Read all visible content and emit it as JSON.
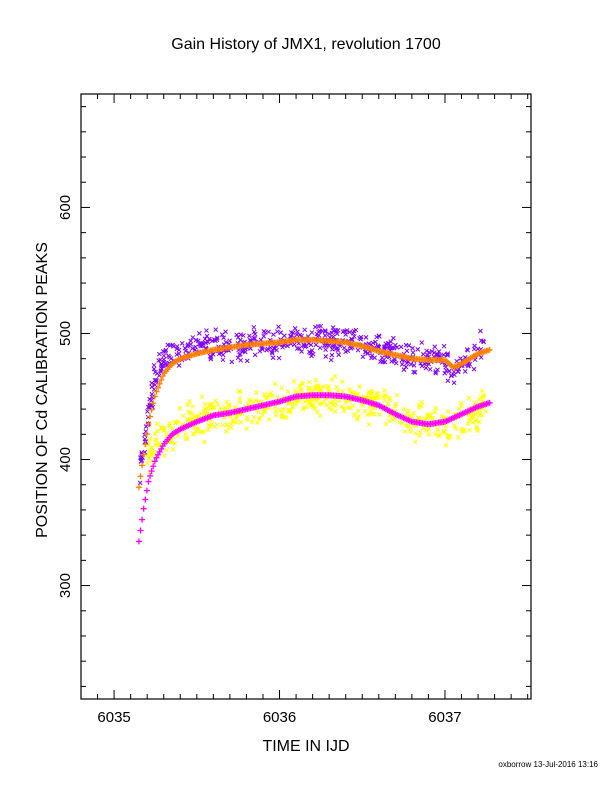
{
  "footer": "oxborrow 13-Jul-2016 13:16",
  "chart_data": {
    "type": "scatter",
    "title": "Gain History of JMX1, revolution 1700",
    "xlabel": "TIME IN IJD",
    "ylabel": "POSITION OF Cd CALIBRATION PEAKS",
    "xlim": [
      6034.8,
      6037.52
    ],
    "ylim": [
      210,
      690
    ],
    "xticks": [
      6035,
      6036,
      6037
    ],
    "yticks": [
      300,
      400,
      500,
      600
    ],
    "grid": false,
    "colors": {
      "upper_scatter": "#8000ff",
      "upper_fit": "#ff7f00",
      "lower_scatter": "#ffff00",
      "lower_fit": "#ff00ff"
    },
    "series": [
      {
        "role": "upper_scatter",
        "marker": "x",
        "x": [
          6035.15,
          6035.2,
          6035.25,
          6035.3,
          6035.35,
          6035.4,
          6035.5,
          6035.6,
          6035.7,
          6035.8,
          6035.9,
          6036.0,
          6036.1,
          6036.2,
          6036.3,
          6036.4,
          6036.5,
          6036.6,
          6036.7,
          6036.8,
          6036.9,
          6037.0,
          6037.05,
          6037.1,
          6037.2,
          6037.25
        ],
        "y": [
          385,
          430,
          465,
          478,
          482,
          485,
          488,
          490,
          492,
          493,
          494,
          494,
          495,
          495,
          494,
          493,
          490,
          486,
          483,
          481,
          480,
          478,
          470,
          478,
          485,
          490
        ],
        "spread": 9
      },
      {
        "role": "upper_fit",
        "marker": "+",
        "x": [
          6035.15,
          6035.18,
          6035.21,
          6035.25,
          6035.3,
          6035.35,
          6035.4,
          6035.5,
          6035.6,
          6035.7,
          6035.8,
          6035.9,
          6036.0,
          6036.1,
          6036.2,
          6036.3,
          6036.4,
          6036.5,
          6036.6,
          6036.7,
          6036.8,
          6036.9,
          6037.0,
          6037.05,
          6037.1,
          6037.2,
          6037.27
        ],
        "y": [
          378,
          405,
          430,
          452,
          468,
          476,
          480,
          484,
          487,
          489,
          491,
          492,
          493,
          495,
          495,
          494,
          493,
          490,
          486,
          483,
          480,
          479,
          479,
          473,
          476,
          484,
          487
        ]
      },
      {
        "role": "lower_scatter",
        "marker": "x",
        "x": [
          6035.2,
          6035.25,
          6035.3,
          6035.4,
          6035.5,
          6035.6,
          6035.7,
          6035.8,
          6035.9,
          6036.0,
          6036.1,
          6036.2,
          6036.3,
          6036.4,
          6036.5,
          6036.6,
          6036.7,
          6036.8,
          6036.9,
          6037.0,
          6037.1,
          6037.2,
          6037.25
        ],
        "y": [
          405,
          415,
          420,
          428,
          432,
          435,
          437,
          440,
          443,
          445,
          448,
          450,
          450,
          449,
          447,
          445,
          440,
          432,
          428,
          426,
          432,
          440,
          445
        ],
        "spread": 11
      },
      {
        "role": "lower_fit",
        "marker": "+",
        "x": [
          6035.15,
          6035.18,
          6035.21,
          6035.25,
          6035.3,
          6035.35,
          6035.4,
          6035.5,
          6035.6,
          6035.7,
          6035.8,
          6035.9,
          6036.0,
          6036.1,
          6036.2,
          6036.3,
          6036.4,
          6036.5,
          6036.6,
          6036.7,
          6036.8,
          6036.9,
          6037.0,
          6037.1,
          6037.2,
          6037.27
        ],
        "y": [
          335,
          362,
          384,
          400,
          412,
          420,
          424,
          430,
          435,
          437,
          440,
          443,
          446,
          450,
          451,
          451,
          450,
          447,
          443,
          436,
          430,
          428,
          430,
          436,
          442,
          445
        ]
      }
    ]
  }
}
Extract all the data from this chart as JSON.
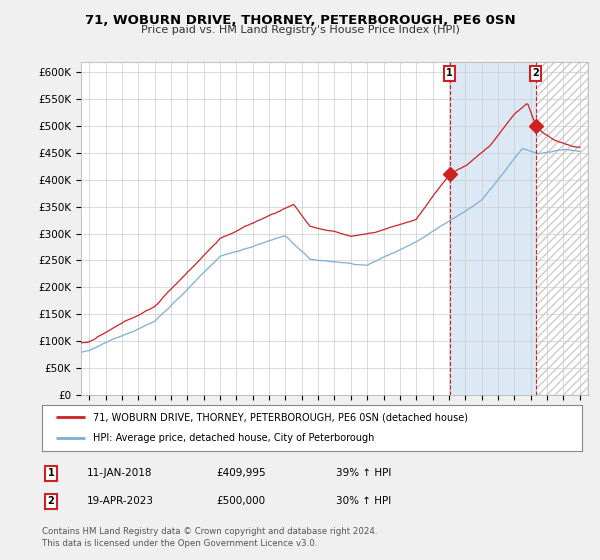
{
  "title": "71, WOBURN DRIVE, THORNEY, PETERBOROUGH, PE6 0SN",
  "subtitle": "Price paid vs. HM Land Registry's House Price Index (HPI)",
  "ylabel_ticks": [
    "£0",
    "£50K",
    "£100K",
    "£150K",
    "£200K",
    "£250K",
    "£300K",
    "£350K",
    "£400K",
    "£450K",
    "£500K",
    "£550K",
    "£600K"
  ],
  "ylim": [
    0,
    620000
  ],
  "xlim_start": 1995.5,
  "xlim_end": 2026.5,
  "hpi_color": "#7ab0d4",
  "price_color": "#cc2222",
  "marker1_date_x": 2018.04,
  "marker2_date_x": 2023.29,
  "marker1_price": 409995,
  "marker2_price": 500000,
  "legend_line1": "71, WOBURN DRIVE, THORNEY, PETERBOROUGH, PE6 0SN (detached house)",
  "legend_line2": "HPI: Average price, detached house, City of Peterborough",
  "annotation1_label": "1",
  "annotation2_label": "2",
  "table_row1": [
    "1",
    "11-JAN-2018",
    "£409,995",
    "39% ↑ HPI"
  ],
  "table_row2": [
    "2",
    "19-APR-2023",
    "£500,000",
    "30% ↑ HPI"
  ],
  "footer1": "Contains HM Land Registry data © Crown copyright and database right 2024.",
  "footer2": "This data is licensed under the Open Government Licence v3.0.",
  "background_color": "#f0f0f0",
  "plot_bg_color": "#ffffff",
  "grid_color": "#cccccc",
  "shade_color": "#dce9f5",
  "hatch_color": "#cccccc"
}
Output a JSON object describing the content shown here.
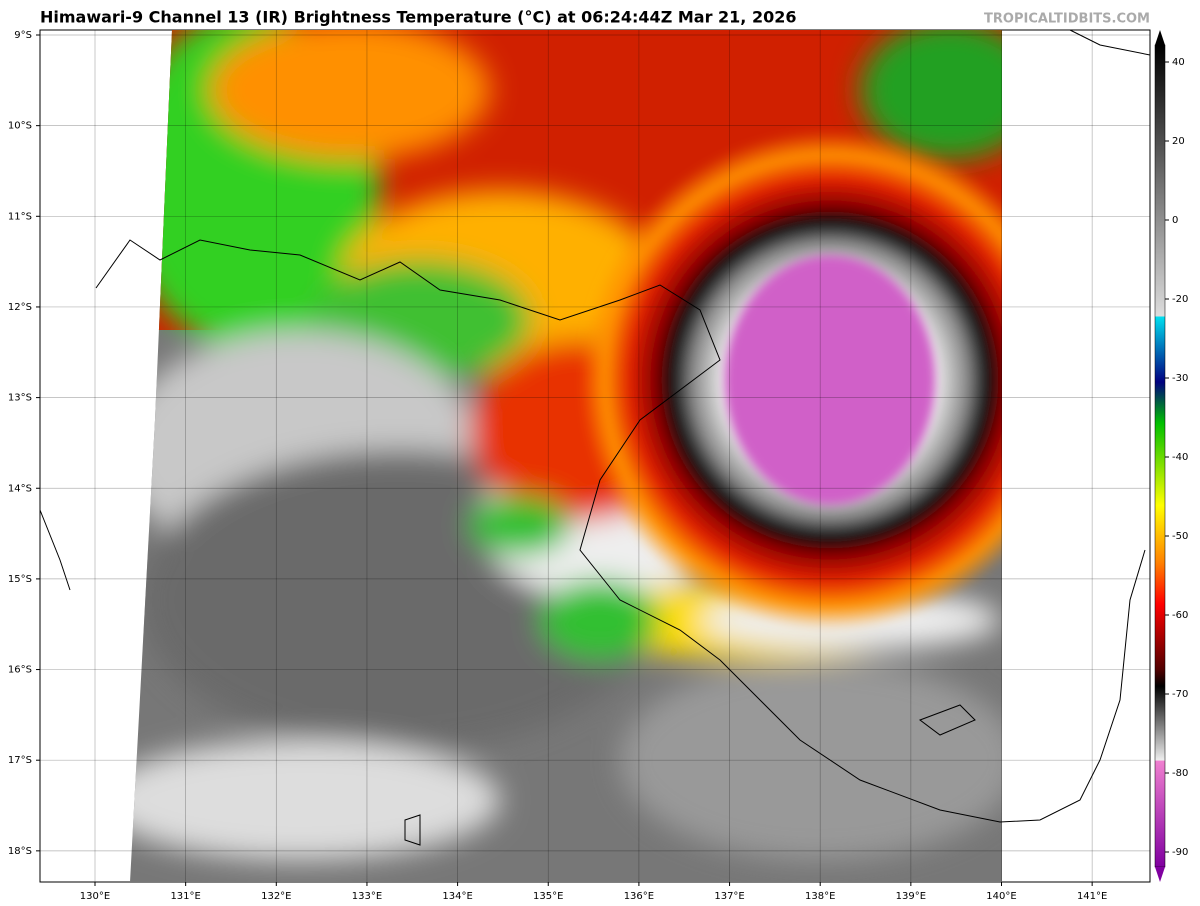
{
  "title": "Himawari-9 Channel 13 (IR) Brightness Temperature (°C) at 06:24:44Z Mar 21, 2026",
  "watermark": "TROPICALTIDBITS.COM",
  "lat_labels": [
    "9°S",
    "10°S",
    "11°S",
    "12°S",
    "13°S",
    "14°S",
    "15°S",
    "16°S",
    "17°S",
    "18°S"
  ],
  "lon_labels": [
    "130°E",
    "131°E",
    "132°E",
    "133°E",
    "134°E",
    "135°E",
    "136°E",
    "137°E",
    "138°E",
    "139°E",
    "140°E",
    "141°E"
  ],
  "colorbar_labels": [
    40,
    20,
    0,
    -20,
    -30,
    -40,
    -50,
    -60,
    -70,
    -80,
    -90
  ]
}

Given instruction:
Take the line containing "Output a JSON" and all lines after it to the end of the data above, and reproduce them exactly, leaving out pictures. Nothing else belongs in the copy.

Problem solution:
Output a JSON object describing the content shown here.
{
  "title": "Himawari-9 Channel 13 (IR) Brightness Temperature (°C) at 06:24:44Z Mar 21, 2026",
  "watermark": "TROPICALTIDBITS.COM",
  "lat_labels": [
    "9°S",
    "10°S",
    "11°S",
    "12°S",
    "13°S",
    "14°S",
    "15°S",
    "16°S",
    "17°S",
    "18°S"
  ],
  "lon_labels": [
    "130°E",
    "131°E",
    "132°E",
    "133°E",
    "134°E",
    "135°E",
    "136°E",
    "137°E",
    "138°E",
    "139°E",
    "140°E",
    "141°E"
  ],
  "colorbar_labels": [
    40,
    20,
    0,
    -20,
    -30,
    -40,
    -50,
    -60,
    -70,
    -80,
    -90
  ]
}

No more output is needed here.